▸ **Exercise A**
Answer these questions about the Wishbone Ash article, each on its own line:
(i) How many copies were made in the special anniversary edition run?
(ii) On what date was Argus first released?
(iii) Who handled the mastering for Argus 50?
▸ **Exercise B**
Extend the Wishbone Ash article by writing what comes next after its final sentence.

▸ **Quoted text**
--
Blowin’ Free and Goin’ Deep With Andy Powell About Wishbone Ash’s New Argus 50th Anniversary Edition Multidisc Box Set That Heralds the Full Majesty of Their Milestone Melodically Progressive 1972 Rock LP

The Guardian Will Come: Above, the Hipgnosis-designed cover imagery for Wishbone Ash’s seminal 1972 LP Argus is considered to be a prime example of how album artwork and musical content can sometimes come together in perfect synergistic harmony.

Certain albums serve as defining statements of a band’s career trajectory — and when it comes to the British melodic progressive rock band Wishbone Ash, 1972’s Argus is the shining example. To celebrate the golden anniversary of this milestone melodically progressive album, Wishbone Ash recently released the Argus 50th Anniversary Edition 1972-2022 multidisc box set via Madfish on April 14, 2023, with a special anniversary edition run of 5,000 copies.

Argus was first released on April 28, 1972 on Decca in the U.S. (as pressed by MCA) in the UK (as pressed by Decca). Me, I’ve owned various Argus LPs over the years, including that 1972 U.S. release, though my original 1978 rainbow-label MCA reissue sports some well-worn white-halo ringwear that encircles the album’s iconic, Hipgnosis-designed “Guardian” cover art. I also have a clean copy of the 2010 digitally remastered 180g 1LP reissue from Decca/UMG (mainly for collectability purposes), but I now prefer the new LP that’s in the Argus 50 box set, as it sounds much closer to the 1972 edition to me.

The mastering for Argus 50 was done by Pete Reynolds at Reynolds Mastering — and, yes, it’s likely not been done AAA, but guitarist/vocalist and Wishbone Ash co-founder Andy Powell shares some insight as to why this new LP sounds just right to these ears — and his. “My only requisite was, ‘don’t remix it — just remaster it,’” he explains. “To me, Argus is perfect as it is.” (Very much agreed.)
--
(Element location data)
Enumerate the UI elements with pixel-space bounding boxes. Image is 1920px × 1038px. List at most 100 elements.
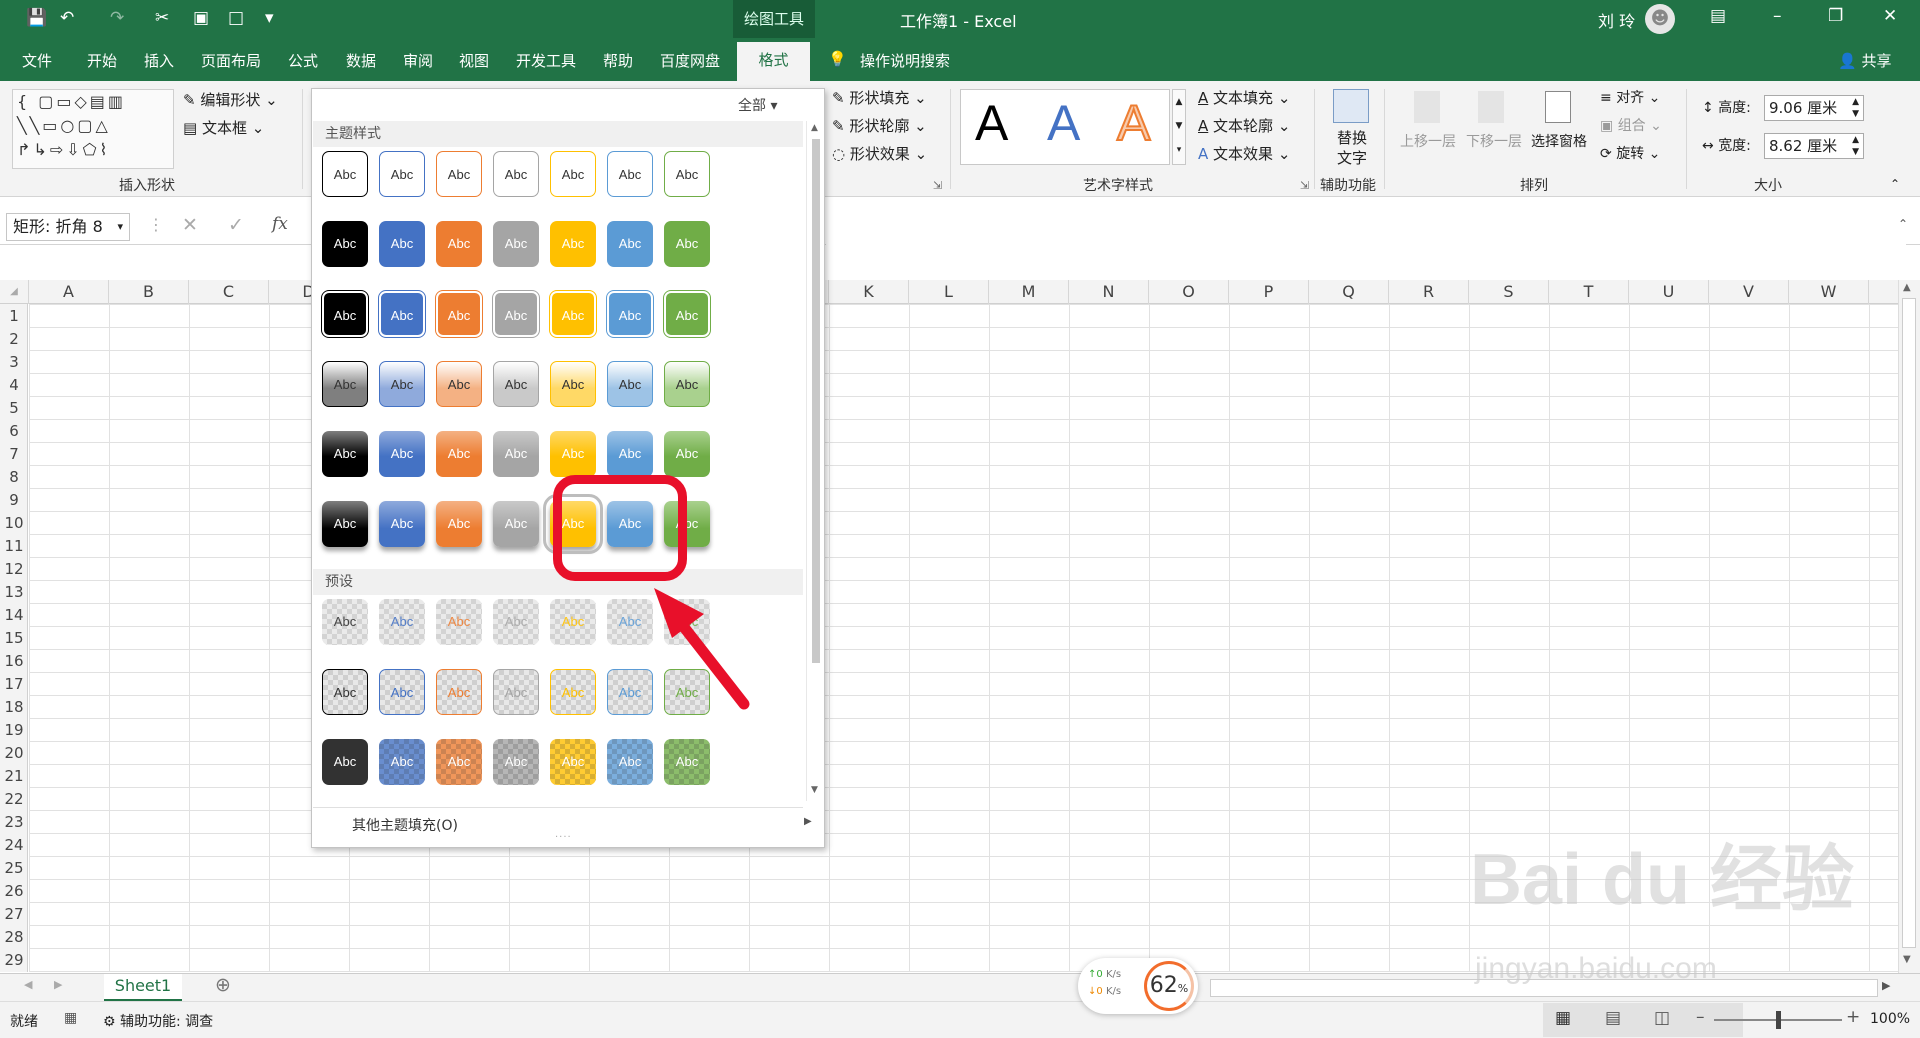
row-header[interactable]: 10 <box>0 512 28 535</box>
tab-home[interactable]: 开始 <box>87 50 117 71</box>
width-input[interactable]: 8.62 厘米 ▲ ▼ <box>1764 133 1864 159</box>
column-header[interactable]: K <box>829 280 909 304</box>
theme-style-tile[interactable]: Abc <box>493 431 539 477</box>
theme-style-tile[interactable]: Abc <box>550 151 596 197</box>
shape-effects-button[interactable]: ◌ 形状效果 ⌄ <box>832 143 927 164</box>
shape-outline-button[interactable]: ✎ 形状轮廓 ⌄ <box>832 115 927 136</box>
row-header[interactable]: 28 <box>0 926 28 949</box>
row-header[interactable]: 21 <box>0 765 28 788</box>
preset-style-tile[interactable]: Abc <box>322 599 368 645</box>
text-effects-button[interactable]: A 文本效果 ⌄ <box>1198 143 1290 164</box>
row-header[interactable]: 2 <box>0 328 28 351</box>
alt-text-label-1[interactable]: 替换 <box>1337 127 1367 148</box>
save-icon[interactable]: 💾 <box>26 8 47 28</box>
new-document-icon[interactable]: □ <box>228 8 244 28</box>
column-header[interactable]: R <box>1389 280 1469 304</box>
vertical-scrollbar[interactable]: ▲ ▼ <box>1898 280 1920 973</box>
rotate-button[interactable]: ⟳ 旋转 ⌄ <box>1600 143 1660 163</box>
row-header[interactable]: 9 <box>0 489 28 512</box>
scroll-down-icon[interactable]: ▼ <box>1903 954 1911 965</box>
text-box-button[interactable]: ▤ 文本框 ⌄ <box>183 117 264 138</box>
redo-icon[interactable]: ↷ <box>110 8 124 28</box>
preset-style-tile[interactable]: Abc <box>493 739 539 785</box>
preset-style-tile[interactable]: Abc <box>322 739 368 785</box>
ribbon-display-options-icon[interactable]: ▤ <box>1710 6 1726 26</box>
avatar[interactable]: ☻ <box>1645 4 1675 34</box>
column-header[interactable]: T <box>1549 280 1629 304</box>
bring-forward-button[interactable]: 上移一层 <box>1400 131 1456 151</box>
column-header[interactable]: V <box>1709 280 1789 304</box>
theme-style-tile[interactable]: Abc <box>436 291 482 337</box>
tell-me-search[interactable]: 操作说明搜索 <box>860 50 950 71</box>
send-backward-button[interactable]: 下移一层 <box>1466 131 1522 151</box>
theme-style-tile[interactable]: Abc <box>664 221 710 267</box>
row-header[interactable]: 6 <box>0 420 28 443</box>
row-header[interactable]: 5 <box>0 397 28 420</box>
text-outline-button[interactable]: A 文本轮廓 ⌄ <box>1198 115 1290 136</box>
width-spinner-icon[interactable]: ▲ ▼ <box>1852 134 1859 158</box>
preset-style-tile[interactable]: Abc <box>322 669 368 715</box>
accessibility-check-button[interactable]: ⚙ 辅助功能: 调查 <box>103 1011 213 1031</box>
sheet-tab-sheet1[interactable]: Sheet1 <box>104 974 182 1002</box>
theme-style-tile[interactable]: Abc <box>379 151 425 197</box>
cancel-icon[interactable]: ✕ <box>182 214 198 236</box>
tab-data[interactable]: 数据 <box>346 50 376 71</box>
preset-style-tile[interactable]: Abc <box>436 739 482 785</box>
wordart-orange-outline[interactable]: A <box>1116 94 1151 152</box>
row-header[interactable]: 12 <box>0 558 28 581</box>
wordart-launcher-icon[interactable]: ⇲ <box>1300 179 1309 192</box>
row-header[interactable]: 19 <box>0 719 28 742</box>
theme-style-tile[interactable]: Abc <box>436 221 482 267</box>
style-filter-dropdown[interactable]: 全部 ▾ <box>738 95 777 115</box>
theme-style-tile[interactable]: Abc <box>379 221 425 267</box>
column-header[interactable]: C <box>189 280 269 304</box>
row-header[interactable]: 4 <box>0 374 28 397</box>
resize-handle-icon[interactable]: ···· <box>555 832 572 843</box>
wordart-styles-gallery[interactable]: A A A <box>960 89 1170 165</box>
theme-style-tile[interactable]: Abc <box>550 431 596 477</box>
zoom-slider-thumb[interactable] <box>1776 1011 1781 1029</box>
row-header[interactable]: 16 <box>0 650 28 673</box>
share-button[interactable]: 👤 共享 <box>1838 50 1891 71</box>
theme-style-tile[interactable]: Abc <box>607 431 653 477</box>
column-header[interactable]: N <box>1069 280 1149 304</box>
preset-style-tile[interactable]: Abc <box>493 669 539 715</box>
scroll-right-icon[interactable]: ▶ <box>1882 979 1890 992</box>
insert-function-icon[interactable]: fx <box>272 214 288 234</box>
wordart-blue[interactable]: A <box>1047 94 1080 152</box>
row-header[interactable]: 20 <box>0 742 28 765</box>
cut-icon[interactable]: ✂ <box>155 8 169 28</box>
row-header[interactable]: 3 <box>0 351 28 374</box>
column-header[interactable]: U <box>1629 280 1709 304</box>
theme-style-tile[interactable]: Abc <box>550 291 596 337</box>
collapse-ribbon-icon[interactable]: ⌃ <box>1890 177 1900 191</box>
row-header[interactable]: 18 <box>0 696 28 719</box>
gallery-scroll-up-icon[interactable]: ▲ <box>811 123 818 133</box>
row-header[interactable]: 24 <box>0 834 28 857</box>
row-header[interactable]: 1 <box>0 305 28 328</box>
wordart-black[interactable]: A <box>975 94 1008 152</box>
restore-icon[interactable]: ❐ <box>1828 6 1843 26</box>
wordart-gallery-scroll[interactable]: ▲ ▼ ▾ <box>1172 89 1186 165</box>
macro-record-icon[interactable]: ▦ <box>64 1010 77 1026</box>
preset-style-tile[interactable]: Abc <box>379 669 425 715</box>
preset-style-tile[interactable]: Abc <box>379 739 425 785</box>
theme-style-tile[interactable]: Abc <box>379 361 425 407</box>
row-header[interactable]: 8 <box>0 466 28 489</box>
text-fill-button[interactable]: A 文本填充 ⌄ <box>1198 87 1290 108</box>
theme-style-tile[interactable]: Abc <box>664 151 710 197</box>
enter-icon[interactable]: ✓ <box>228 214 244 236</box>
select-all-corner[interactable]: ◢ <box>0 280 29 304</box>
more-theme-fills-item[interactable]: 其他主题填充(O) <box>352 815 458 835</box>
theme-style-tile[interactable]: Abc <box>664 291 710 337</box>
theme-style-tile[interactable]: Abc <box>550 221 596 267</box>
row-header[interactable]: 23 <box>0 811 28 834</box>
theme-style-tile[interactable]: Abc <box>664 431 710 477</box>
scroll-up-icon[interactable]: ▲ <box>1903 282 1911 293</box>
tab-view[interactable]: 视图 <box>459 50 489 71</box>
theme-style-tile[interactable]: Abc <box>493 501 539 547</box>
prev-sheet-icon[interactable]: ◀ <box>24 978 32 991</box>
selection-pane-button[interactable]: 选择窗格 <box>1531 131 1587 151</box>
row-header[interactable]: 26 <box>0 880 28 903</box>
theme-style-tile[interactable]: Abc <box>322 221 368 267</box>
--
▸ **Result A**
(i) 5,000 copies
(ii) April 28, 1972
(iii) Pete Reynolds at Reynolds Mastering

▸ **Result B**
The 7-disc Argus 50 box set that’s showcased in the above video clip consists of the following (deep breath!): 2LPs (the original Argus remastered for this release on standard-grade black vinyl as LP1; Argus Live on standard-grade yellow vinyl as LP2, the latter of which consists of five live recordings in total — two songs culled from Alexandra Palace in London on December 22, 1973 on Side 1, and three songs from the Memphis Radio Broadcast on August 21, 1972 on Side 2; one 7-inch single on red vinyl (“No Easy Road” b/w “Blowin’ Free”); 3CDs including album-track demos and the full sets from Alexandra Palace and the Memphis Radio Broadcast; 1DVD with live performance footage from The Rainbow that aired on French TV on January 10, 1973, and additional live footage from BTS (RTS) that aired on Swiss TV on January 5, 1974; a 48-page softback book with rare photos, extensive liner notes, and other contributions from the aforementioned Andy Powell, bassist/vocalist Martin Turner, and drummer Steve Upton; and finally, last but not least, a numbered certificate of authenticity.

The Argus 50 box set can be ordered directly through the Wishbone Ash store on Burning Shed here. (For the record, the numbered certificate in the copy of Argus 50 I bought through Burning Shed lists mine as being 2,579 of 5,000.) The SRP for this box set is fairly reasonable at $155 U.S. (£125 in the UK).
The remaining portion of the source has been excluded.